* GIVEN TASK
Please find all lines in the data that hold the string "could" and copy them.

Data items:
begin
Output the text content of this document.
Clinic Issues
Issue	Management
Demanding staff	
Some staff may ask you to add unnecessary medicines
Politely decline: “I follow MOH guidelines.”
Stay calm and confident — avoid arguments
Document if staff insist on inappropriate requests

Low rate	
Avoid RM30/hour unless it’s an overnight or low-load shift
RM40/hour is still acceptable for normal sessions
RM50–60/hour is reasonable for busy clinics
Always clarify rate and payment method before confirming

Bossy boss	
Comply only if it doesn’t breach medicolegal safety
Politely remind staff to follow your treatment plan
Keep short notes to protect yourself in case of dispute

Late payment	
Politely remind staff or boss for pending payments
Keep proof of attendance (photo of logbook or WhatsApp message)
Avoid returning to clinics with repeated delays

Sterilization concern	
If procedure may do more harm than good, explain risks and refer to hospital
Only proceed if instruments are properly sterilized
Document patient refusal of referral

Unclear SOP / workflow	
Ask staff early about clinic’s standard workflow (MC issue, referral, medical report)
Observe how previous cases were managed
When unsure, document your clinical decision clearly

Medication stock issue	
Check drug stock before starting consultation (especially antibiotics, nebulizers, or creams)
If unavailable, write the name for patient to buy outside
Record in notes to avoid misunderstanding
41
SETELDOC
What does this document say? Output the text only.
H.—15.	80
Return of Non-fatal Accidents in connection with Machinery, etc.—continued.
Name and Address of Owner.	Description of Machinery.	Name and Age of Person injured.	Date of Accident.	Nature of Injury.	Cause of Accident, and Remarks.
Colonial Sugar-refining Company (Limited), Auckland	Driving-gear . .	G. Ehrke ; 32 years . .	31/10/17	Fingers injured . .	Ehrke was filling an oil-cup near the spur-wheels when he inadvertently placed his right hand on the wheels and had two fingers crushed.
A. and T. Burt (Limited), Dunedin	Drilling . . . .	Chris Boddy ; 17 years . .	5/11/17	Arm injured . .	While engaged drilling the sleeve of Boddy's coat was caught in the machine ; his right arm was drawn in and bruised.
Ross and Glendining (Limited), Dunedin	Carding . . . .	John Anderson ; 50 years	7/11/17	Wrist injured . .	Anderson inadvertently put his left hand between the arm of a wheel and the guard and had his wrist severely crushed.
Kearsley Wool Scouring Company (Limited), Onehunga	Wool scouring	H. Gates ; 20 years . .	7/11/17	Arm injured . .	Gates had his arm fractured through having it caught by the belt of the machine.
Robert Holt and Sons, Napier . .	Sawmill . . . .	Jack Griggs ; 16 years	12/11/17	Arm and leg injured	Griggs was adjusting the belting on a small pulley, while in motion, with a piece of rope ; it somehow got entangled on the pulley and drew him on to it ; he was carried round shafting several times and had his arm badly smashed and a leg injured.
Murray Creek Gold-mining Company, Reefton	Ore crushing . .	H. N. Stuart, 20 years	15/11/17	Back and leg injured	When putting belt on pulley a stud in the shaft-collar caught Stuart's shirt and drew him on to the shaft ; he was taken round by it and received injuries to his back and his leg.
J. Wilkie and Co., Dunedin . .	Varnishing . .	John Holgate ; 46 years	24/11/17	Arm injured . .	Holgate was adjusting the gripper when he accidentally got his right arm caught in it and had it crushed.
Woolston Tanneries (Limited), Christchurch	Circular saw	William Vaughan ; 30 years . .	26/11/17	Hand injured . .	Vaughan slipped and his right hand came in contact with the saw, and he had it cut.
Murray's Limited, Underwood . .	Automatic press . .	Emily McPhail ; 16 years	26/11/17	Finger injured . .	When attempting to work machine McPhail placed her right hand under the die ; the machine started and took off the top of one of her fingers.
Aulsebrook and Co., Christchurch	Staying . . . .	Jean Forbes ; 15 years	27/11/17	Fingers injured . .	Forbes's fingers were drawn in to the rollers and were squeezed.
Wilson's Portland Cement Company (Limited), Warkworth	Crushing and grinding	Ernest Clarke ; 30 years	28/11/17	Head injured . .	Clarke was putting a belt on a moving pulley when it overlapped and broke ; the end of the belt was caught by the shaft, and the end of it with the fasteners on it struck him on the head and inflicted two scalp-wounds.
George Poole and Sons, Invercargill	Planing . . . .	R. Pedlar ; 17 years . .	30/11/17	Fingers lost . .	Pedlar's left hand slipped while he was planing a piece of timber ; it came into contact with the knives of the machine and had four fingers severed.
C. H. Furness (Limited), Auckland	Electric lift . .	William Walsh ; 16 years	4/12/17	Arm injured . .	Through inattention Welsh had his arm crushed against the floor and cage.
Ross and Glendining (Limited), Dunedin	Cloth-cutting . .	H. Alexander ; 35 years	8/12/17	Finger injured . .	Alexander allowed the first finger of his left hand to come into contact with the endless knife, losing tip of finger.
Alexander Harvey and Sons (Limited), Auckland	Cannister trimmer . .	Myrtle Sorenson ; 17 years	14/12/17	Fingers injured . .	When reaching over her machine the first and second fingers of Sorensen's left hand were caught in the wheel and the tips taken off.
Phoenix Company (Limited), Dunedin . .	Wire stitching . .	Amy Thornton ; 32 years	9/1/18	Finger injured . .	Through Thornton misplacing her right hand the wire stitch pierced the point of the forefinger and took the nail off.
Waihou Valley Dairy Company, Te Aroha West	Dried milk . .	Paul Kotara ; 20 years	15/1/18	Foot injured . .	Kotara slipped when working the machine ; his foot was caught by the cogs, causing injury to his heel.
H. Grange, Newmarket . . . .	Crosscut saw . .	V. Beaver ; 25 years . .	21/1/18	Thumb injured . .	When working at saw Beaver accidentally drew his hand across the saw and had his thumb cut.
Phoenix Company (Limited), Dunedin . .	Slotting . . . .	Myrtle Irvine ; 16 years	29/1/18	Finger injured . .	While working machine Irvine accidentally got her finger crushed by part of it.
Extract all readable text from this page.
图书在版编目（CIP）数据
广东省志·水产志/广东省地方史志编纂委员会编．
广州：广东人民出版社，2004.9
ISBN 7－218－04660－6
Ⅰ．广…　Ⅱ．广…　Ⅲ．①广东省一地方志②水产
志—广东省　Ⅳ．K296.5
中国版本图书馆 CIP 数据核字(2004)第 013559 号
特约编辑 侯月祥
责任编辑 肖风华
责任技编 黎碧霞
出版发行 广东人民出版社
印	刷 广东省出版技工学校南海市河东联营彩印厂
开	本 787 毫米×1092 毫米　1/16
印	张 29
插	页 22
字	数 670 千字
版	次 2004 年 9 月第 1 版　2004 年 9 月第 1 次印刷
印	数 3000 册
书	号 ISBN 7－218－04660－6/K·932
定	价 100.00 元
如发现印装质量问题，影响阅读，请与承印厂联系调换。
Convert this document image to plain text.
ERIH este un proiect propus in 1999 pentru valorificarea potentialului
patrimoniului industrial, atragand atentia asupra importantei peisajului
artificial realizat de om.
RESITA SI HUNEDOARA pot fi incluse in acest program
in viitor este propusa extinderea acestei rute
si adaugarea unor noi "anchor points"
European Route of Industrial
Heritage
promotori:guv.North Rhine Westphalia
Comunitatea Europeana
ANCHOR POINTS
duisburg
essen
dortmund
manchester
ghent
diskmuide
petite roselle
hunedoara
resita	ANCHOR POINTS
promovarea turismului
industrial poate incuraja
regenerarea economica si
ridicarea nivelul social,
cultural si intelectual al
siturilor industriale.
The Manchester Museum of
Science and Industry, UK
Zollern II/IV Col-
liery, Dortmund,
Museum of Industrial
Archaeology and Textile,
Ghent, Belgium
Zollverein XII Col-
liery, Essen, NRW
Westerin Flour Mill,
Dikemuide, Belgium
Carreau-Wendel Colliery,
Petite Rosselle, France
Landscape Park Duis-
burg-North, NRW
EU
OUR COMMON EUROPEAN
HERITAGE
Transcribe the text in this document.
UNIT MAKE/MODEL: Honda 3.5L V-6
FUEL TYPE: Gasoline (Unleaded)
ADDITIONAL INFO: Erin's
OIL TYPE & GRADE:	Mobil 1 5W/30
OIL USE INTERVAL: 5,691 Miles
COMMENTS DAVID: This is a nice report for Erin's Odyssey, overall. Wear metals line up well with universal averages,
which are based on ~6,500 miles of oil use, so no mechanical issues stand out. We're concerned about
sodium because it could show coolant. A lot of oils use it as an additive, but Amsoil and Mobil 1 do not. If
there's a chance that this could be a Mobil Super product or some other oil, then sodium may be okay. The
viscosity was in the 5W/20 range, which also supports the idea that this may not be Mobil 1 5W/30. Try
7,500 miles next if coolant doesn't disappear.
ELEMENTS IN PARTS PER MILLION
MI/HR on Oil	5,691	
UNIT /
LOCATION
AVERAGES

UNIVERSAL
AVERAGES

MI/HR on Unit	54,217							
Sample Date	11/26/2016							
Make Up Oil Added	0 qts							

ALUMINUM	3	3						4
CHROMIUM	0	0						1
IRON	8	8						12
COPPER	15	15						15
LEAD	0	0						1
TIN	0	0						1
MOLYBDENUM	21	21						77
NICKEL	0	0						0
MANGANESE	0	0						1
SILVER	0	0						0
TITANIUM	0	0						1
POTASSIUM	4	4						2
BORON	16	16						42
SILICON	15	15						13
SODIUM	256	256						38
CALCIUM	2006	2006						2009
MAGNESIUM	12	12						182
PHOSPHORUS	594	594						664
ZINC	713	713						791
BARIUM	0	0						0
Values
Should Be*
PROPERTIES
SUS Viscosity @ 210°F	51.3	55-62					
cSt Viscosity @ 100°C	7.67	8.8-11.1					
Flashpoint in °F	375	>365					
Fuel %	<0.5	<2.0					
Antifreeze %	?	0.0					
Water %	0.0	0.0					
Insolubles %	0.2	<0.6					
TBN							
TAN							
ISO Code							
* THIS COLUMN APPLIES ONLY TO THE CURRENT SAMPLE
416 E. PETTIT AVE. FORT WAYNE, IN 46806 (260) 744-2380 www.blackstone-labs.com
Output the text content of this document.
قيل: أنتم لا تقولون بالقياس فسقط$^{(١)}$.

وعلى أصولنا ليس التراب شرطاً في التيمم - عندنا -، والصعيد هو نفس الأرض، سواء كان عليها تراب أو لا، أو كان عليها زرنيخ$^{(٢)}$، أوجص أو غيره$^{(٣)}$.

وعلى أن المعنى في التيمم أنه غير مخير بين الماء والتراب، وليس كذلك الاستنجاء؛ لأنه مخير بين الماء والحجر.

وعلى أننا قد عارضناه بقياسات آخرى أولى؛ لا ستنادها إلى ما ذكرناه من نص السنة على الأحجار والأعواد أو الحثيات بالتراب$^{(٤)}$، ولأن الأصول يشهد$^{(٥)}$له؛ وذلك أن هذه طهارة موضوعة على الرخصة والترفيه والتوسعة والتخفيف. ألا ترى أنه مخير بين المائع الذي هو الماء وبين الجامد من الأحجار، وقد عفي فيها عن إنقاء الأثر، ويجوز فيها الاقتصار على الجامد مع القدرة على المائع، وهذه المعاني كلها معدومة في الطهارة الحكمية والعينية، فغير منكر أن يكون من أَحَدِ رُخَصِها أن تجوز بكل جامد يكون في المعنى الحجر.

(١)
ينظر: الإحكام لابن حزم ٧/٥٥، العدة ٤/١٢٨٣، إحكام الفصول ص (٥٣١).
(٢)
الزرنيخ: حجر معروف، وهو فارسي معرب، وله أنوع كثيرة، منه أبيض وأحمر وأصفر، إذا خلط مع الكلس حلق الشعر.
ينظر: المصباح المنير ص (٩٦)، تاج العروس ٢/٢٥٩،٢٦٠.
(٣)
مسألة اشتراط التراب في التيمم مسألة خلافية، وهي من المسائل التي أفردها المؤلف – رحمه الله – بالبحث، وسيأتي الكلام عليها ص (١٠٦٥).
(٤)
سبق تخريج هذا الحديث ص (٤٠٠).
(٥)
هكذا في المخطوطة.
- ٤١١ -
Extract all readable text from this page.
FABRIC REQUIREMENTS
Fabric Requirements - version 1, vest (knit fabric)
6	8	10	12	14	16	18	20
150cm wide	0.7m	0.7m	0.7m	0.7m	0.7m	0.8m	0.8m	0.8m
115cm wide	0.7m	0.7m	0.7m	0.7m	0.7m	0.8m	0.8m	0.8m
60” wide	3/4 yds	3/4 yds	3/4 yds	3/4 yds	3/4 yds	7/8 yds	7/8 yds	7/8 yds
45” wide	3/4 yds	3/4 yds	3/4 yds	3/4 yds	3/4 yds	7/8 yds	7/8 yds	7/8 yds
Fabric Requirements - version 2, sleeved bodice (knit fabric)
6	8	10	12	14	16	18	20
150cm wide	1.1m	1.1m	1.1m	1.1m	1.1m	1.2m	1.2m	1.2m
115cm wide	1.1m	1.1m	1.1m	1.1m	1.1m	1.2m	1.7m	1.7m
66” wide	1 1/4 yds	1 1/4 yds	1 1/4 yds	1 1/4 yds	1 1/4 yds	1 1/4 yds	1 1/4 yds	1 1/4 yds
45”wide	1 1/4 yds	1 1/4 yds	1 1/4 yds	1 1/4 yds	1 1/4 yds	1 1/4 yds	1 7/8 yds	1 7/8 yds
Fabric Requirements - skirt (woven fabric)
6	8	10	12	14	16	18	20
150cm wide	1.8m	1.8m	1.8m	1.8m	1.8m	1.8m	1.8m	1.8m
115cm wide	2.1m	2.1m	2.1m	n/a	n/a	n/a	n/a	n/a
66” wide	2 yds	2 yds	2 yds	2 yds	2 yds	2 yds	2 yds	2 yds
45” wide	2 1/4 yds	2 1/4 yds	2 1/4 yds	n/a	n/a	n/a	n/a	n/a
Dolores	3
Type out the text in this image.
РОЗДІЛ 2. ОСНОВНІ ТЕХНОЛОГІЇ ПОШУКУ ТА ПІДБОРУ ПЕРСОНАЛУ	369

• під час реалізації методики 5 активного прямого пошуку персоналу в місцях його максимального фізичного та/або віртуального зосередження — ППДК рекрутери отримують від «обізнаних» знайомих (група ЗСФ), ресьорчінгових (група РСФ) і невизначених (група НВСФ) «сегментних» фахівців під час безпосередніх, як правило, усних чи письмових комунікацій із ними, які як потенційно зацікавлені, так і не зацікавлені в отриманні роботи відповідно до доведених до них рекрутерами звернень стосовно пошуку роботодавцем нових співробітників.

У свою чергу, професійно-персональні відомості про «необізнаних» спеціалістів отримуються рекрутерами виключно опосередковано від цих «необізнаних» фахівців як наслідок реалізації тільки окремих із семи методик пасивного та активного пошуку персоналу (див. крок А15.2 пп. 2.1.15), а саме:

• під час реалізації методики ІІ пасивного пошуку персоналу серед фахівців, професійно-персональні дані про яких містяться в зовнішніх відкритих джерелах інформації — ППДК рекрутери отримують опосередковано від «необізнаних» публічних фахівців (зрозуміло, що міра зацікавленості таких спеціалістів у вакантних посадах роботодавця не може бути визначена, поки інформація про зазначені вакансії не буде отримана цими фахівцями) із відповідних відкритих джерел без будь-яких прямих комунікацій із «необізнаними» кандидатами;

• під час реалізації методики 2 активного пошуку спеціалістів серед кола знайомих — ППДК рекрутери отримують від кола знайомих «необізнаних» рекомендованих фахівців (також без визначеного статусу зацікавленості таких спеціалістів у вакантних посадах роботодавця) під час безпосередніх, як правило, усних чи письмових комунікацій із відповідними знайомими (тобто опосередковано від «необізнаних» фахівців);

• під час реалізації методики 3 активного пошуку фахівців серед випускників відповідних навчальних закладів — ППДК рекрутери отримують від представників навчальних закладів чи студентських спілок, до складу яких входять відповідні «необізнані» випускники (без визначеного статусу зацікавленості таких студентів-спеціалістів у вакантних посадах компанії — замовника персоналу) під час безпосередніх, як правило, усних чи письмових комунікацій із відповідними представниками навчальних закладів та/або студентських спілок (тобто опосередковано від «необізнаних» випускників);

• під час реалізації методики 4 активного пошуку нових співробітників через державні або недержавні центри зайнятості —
end
* ANSWER TO THIS PROBLEM
sodium because it could show coolant. A lot of oils use it as an additive, but Amsoil and Mobil 1 do not. If
there's a chance that this could be a Mobil Super product or some other oil, then sodium may be okay. The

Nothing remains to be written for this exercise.